### [SET TASK]
Write out all the material exactly. Leave nothing out.

### [EXCERPTED DATA]
[START]

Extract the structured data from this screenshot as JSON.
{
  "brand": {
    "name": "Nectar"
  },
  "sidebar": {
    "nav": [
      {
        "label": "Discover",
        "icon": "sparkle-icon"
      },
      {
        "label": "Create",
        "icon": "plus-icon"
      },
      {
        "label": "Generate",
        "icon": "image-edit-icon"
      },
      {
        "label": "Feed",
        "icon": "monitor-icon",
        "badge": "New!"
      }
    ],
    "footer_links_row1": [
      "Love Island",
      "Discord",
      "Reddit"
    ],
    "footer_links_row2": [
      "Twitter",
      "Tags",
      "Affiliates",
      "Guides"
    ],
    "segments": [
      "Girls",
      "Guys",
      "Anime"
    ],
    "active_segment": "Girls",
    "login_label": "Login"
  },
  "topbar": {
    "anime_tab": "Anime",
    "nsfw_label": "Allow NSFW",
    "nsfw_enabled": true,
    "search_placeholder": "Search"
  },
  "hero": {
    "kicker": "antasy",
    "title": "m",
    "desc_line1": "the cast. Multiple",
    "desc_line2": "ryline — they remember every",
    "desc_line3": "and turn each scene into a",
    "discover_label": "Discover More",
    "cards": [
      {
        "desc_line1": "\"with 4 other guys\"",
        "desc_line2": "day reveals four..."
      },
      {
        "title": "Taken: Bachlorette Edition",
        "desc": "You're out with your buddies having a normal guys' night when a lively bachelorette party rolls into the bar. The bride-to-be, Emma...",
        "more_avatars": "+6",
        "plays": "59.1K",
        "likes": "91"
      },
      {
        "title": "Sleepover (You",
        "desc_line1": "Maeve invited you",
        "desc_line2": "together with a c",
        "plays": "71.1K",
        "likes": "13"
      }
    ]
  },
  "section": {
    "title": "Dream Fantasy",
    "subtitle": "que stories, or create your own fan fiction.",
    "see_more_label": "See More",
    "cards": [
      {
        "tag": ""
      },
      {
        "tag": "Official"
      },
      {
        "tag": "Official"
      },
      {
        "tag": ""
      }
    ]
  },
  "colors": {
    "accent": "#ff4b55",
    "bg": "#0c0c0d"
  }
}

[END]

### [TASK RESPONSE]
Extract the structured data from this screenshot as JSON.
{
  "brand": {
    "name": "Nectar"
  },
  "sidebar": {
    "nav": [
      {
        "label": "Discover",
        "icon": "sparkle-icon"
      },
      {
        "label": "Create",
        "icon": "plus-icon"
      },
      {
        "label": "Generate",
        "icon": "image-edit-icon"
      },
      {
        "label": "Feed",
        "icon": "monitor-icon",
        "badge": "New!"
      }
    ],
    "footer_links_row1": [
      "Love Island",
      "Discord",
      "Reddit"
    ],
    "footer_links_row2": [
      "Twitter",
      "Tags",
      "Affiliates",
      "Guides"
    ],
    "segments": [
      "Girls",
      "Guys",
      "Anime"
    ],
    "active_segment": "Girls",
    "login_label": "Login"
  },
  "topbar": {
    "anime_tab": "Anime",
    "nsfw_label": "Allow NSFW",
    "nsfw_enabled": true,
    "search_placeholder": "Search"
  },
  "hero": {
    "kicker": "antasy",
    "title": "m",
    "desc_line1": "the cast. Multiple",
    "desc_line2": "ryline — they remember every",
    "desc_line3": "and turn each scene into a",
    "discover_label": "Discover More",
    "cards": [
      {
        "desc_line1": "\"with 4 other guys\"",
        "desc_line2": "day reveals four..."
      },
      {
        "title": "Taken: Bachlorette Edition",
        "desc": "You're out with your buddies having a normal guys' night when a lively bachelorette party rolls into the bar. The bride-to-be, Emma...",
        "more_avatars": "+6",
        "plays": "59.1K",
        "likes": "91"
      },
      {
        "title": "Sleepover (You",
        "desc_line1": "Maeve invited you",
        "desc_line2": "together with a c",
        "plays": "71.1K",
        "likes": "13"
      }
    ]
  },
  "section": {
    "title": "Dream Fantasy",
    "subtitle": "que stories, or create your own fan fiction.",
    "see_more_label": "See More",
    "cards": [
      {
        "tag": ""
      },
      {
        "tag": "Official"
      },
      {
        "tag": "Official"
      },
      {
        "tag": ""
      }
    ]
  },
  "colors": {
    "accent": "#ff4b55",
    "bg": "#0c0c0d"
  }
}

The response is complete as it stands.